• **Problem to solve**: What follows is a listing. Return every line of it exactly.

• **Stored rows**:
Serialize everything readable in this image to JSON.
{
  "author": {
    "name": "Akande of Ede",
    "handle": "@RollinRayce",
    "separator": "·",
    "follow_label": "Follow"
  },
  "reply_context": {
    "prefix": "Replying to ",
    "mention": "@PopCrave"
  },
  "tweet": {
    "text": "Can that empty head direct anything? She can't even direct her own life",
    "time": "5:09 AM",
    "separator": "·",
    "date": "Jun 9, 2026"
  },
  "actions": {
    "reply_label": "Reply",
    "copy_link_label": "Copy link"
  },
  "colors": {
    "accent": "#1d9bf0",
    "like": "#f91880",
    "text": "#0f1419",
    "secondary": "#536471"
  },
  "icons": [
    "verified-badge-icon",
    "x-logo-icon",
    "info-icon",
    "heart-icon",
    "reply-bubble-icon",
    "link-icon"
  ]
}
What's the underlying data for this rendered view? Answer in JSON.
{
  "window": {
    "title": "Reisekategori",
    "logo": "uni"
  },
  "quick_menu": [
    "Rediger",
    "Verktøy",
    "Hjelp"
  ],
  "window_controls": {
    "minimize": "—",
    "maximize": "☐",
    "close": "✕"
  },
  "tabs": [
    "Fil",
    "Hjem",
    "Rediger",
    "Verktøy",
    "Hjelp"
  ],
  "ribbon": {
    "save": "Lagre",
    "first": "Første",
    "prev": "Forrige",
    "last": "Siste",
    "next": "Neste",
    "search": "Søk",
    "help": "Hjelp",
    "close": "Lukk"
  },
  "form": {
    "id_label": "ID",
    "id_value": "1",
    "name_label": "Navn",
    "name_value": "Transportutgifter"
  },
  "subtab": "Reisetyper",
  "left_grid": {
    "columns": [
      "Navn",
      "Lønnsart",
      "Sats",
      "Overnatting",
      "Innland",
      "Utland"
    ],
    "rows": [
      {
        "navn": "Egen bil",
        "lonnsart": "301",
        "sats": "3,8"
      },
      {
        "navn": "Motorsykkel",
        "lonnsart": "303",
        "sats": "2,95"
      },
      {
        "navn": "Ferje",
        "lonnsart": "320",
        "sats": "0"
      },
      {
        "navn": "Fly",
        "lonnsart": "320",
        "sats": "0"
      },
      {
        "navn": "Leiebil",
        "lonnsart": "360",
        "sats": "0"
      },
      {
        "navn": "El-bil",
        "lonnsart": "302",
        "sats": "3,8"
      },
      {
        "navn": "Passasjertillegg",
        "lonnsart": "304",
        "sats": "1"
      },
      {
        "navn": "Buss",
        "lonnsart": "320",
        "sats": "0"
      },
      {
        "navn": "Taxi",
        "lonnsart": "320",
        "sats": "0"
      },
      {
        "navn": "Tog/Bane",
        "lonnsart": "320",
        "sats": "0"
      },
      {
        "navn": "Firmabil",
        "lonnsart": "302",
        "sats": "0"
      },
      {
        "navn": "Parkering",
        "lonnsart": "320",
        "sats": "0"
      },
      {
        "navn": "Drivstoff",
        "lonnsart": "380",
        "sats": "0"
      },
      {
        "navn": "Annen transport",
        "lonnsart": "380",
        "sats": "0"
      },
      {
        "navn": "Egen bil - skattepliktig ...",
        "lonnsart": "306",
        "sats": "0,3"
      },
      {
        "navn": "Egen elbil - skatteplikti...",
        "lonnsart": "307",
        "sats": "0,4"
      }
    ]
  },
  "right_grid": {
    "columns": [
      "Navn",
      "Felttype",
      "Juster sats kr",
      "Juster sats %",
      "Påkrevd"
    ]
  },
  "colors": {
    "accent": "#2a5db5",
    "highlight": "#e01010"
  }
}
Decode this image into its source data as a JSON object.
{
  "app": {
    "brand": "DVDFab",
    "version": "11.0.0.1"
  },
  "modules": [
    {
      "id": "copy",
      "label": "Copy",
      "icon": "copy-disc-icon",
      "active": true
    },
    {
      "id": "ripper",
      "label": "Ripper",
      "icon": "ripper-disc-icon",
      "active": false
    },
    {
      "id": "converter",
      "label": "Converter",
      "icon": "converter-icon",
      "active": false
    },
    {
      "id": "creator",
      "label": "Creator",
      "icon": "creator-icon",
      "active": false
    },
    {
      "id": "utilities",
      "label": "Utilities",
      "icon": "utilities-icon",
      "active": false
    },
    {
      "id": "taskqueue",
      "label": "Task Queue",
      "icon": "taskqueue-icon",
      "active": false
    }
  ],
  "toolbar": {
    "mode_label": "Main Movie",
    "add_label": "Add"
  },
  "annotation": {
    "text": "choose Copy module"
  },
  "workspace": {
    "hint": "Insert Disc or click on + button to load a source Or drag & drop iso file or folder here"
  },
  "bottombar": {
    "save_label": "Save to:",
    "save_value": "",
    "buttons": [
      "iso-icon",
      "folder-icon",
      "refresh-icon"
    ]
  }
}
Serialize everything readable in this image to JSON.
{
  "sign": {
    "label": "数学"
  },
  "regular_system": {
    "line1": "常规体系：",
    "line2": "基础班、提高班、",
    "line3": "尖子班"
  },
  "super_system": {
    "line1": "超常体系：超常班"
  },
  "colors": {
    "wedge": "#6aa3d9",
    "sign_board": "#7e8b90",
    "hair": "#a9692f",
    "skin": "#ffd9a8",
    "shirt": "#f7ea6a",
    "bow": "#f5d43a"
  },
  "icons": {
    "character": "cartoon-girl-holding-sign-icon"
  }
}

• **Result**:
Serialize everything readable in this image to JSON.
{
  "author": {
    "name": "Akande of Ede",
    "handle": "@RollinRayce",
    "separator": "·",
    "follow_label": "Follow"
  },
  "reply_context": {
    "prefix": "Replying to ",
    "mention": "@PopCrave"
  },
  "tweet": {
    "text": "Can that empty head direct anything? She can't even direct her own life",
    "time": "5:09 AM",
    "separator": "·",
    "date": "Jun 9, 2026"
  },
  "actions": {
    "reply_label": "Reply",
    "copy_link_label": "Copy link"
  },
  "colors": {
    "accent": "#1d9bf0",
    "like": "#f91880",
    "text": "#0f1419",
    "secondary": "#536471"
  },
  "icons": [
    "verified-badge-icon",
    "x-logo-icon",
    "info-icon",
    "heart-icon",
    "reply-bubble-icon",
    "link-icon"
  ]
}
What's the underlying data for this rendered view? Answer in JSON.
{
  "window": {
    "title": "Reisekategori",
    "logo": "uni"
  },
  "quick_menu": [
    "Rediger",
    "Verktøy",
    "Hjelp"
  ],
  "window_controls": {
    "minimize": "—",
    "maximize": "☐",
    "close": "✕"
  },
  "tabs": [
    "Fil",
    "Hjem",
    "Rediger",
    "Verktøy",
    "Hjelp"
  ],
  "ribbon": {
    "save": "Lagre",
    "first": "Første",
    "prev": "Forrige",
    "last": "Siste",
    "next": "Neste",
    "search": "Søk",
    "help": "Hjelp",
    "close": "Lukk"
  },
  "form": {
    "id_label": "ID",
    "id_value": "1",
    "name_label": "Navn",
    "name_value": "Transportutgifter"
  },
  "subtab": "Reisetyper",
  "left_grid": {
    "columns": [
      "Navn",
      "Lønnsart",
      "Sats",
      "Overnatting",
      "Innland",
      "Utland"
    ],
    "rows": [
      {
        "navn": "Egen bil",
        "lonnsart": "301",
        "sats": "3,8"
      },
      {
        "navn": "Motorsykkel",
        "lonnsart": "303",
        "sats": "2,95"
      },
      {
        "navn": "Ferje",
        "lonnsart": "320",
        "sats": "0"
      },
      {
        "navn": "Fly",
        "lonnsart": "320",
        "sats": "0"
      },
      {
        "navn": "Leiebil",
        "lonnsart": "360",
        "sats": "0"
      },
      {
        "navn": "El-bil",
        "lonnsart": "302",
        "sats": "3,8"
      },
      {
        "navn": "Passasjertillegg",
        "lonnsart": "304",
        "sats": "1"
      },
      {
        "navn": "Buss",
        "lonnsart": "320",
        "sats": "0"
      },
      {
        "navn": "Taxi",
        "lonnsart": "320",
        "sats": "0"
      },
      {
        "navn": "Tog/Bane",
        "lonnsart": "320",
        "sats": "0"
      },
      {
        "navn": "Firmabil",
        "lonnsart": "302",
        "sats": "0"
      },
      {
        "navn": "Parkering",
        "lonnsart": "320",
        "sats": "0"
      },
      {
        "navn": "Drivstoff",
        "lonnsart": "380",
        "sats": "0"
      },
      {
        "navn": "Annen transport",
        "lonnsart": "380",
        "sats": "0"
      },
      {
        "navn": "Egen bil - skattepliktig ...",
        "lonnsart": "306",
        "sats": "0,3"
      },
      {
        "navn": "Egen elbil - skatteplikti...",
        "lonnsart": "307",
        "sats": "0,4"
      }
    ]
  },
  "right_grid": {
    "columns": [
      "Navn",
      "Felttype",
      "Juster sats kr",
      "Juster sats %",
      "Påkrevd"
    ]
  },
  "colors": {
    "accent": "#2a5db5",
    "highlight": "#e01010"
  }
}
Decode this image into its source data as a JSON object.
{
  "app": {
    "brand": "DVDFab",
    "version": "11.0.0.1"
  },
  "modules": [
    {
      "id": "copy",
      "label": "Copy",
      "icon": "copy-disc-icon",
      "active": true
    },
    {
      "id": "ripper",
      "label": "Ripper",
      "icon": "ripper-disc-icon",
      "active": false
    },
    {
      "id": "converter",
      "label": "Converter",
      "icon": "converter-icon",
      "active": false
    },
    {
      "id": "creator",
      "label": "Creator",
      "icon": "creator-icon",
      "active": false
    },
    {
      "id": "utilities",
      "label": "Utilities",
      "icon": "utilities-icon",
      "active": false
    },
    {
      "id": "taskqueue",
      "label": "Task Queue",
      "icon": "taskqueue-icon",
      "active": false
    }
  ],
  "toolbar": {
    "mode_label": "Main Movie",
    "add_label": "Add"
  },
  "annotation": {
    "text": "choose Copy module"
  },
  "workspace": {
    "hint": "Insert Disc or click on + button to load a source Or drag & drop iso file or folder here"
  },
  "bottombar": {
    "save_label": "Save to:",
    "save_value": "",
    "buttons": [
      "iso-icon",
      "folder-icon",
      "refresh-icon"
    ]
  }
}
Serialize everything readable in this image to JSON.
{
  "sign": {
    "label": "数学"
  },
  "regular_system": {
    "line1": "常规体系：",
    "line2": "基础班、提高班、",
    "line3": "尖子班"
  },
  "super_system": {
    "line1": "超常体系：超常班"
  },
  "colors": {
    "wedge": "#6aa3d9",
    "sign_board": "#7e8b90",
    "hair": "#a9692f",
    "skin": "#ffd9a8",
    "shirt": "#f7ea6a",
    "bow": "#f5d43a"
  },
  "icons": {
    "character": "cartoon-girl-holding-sign-icon"
  }
}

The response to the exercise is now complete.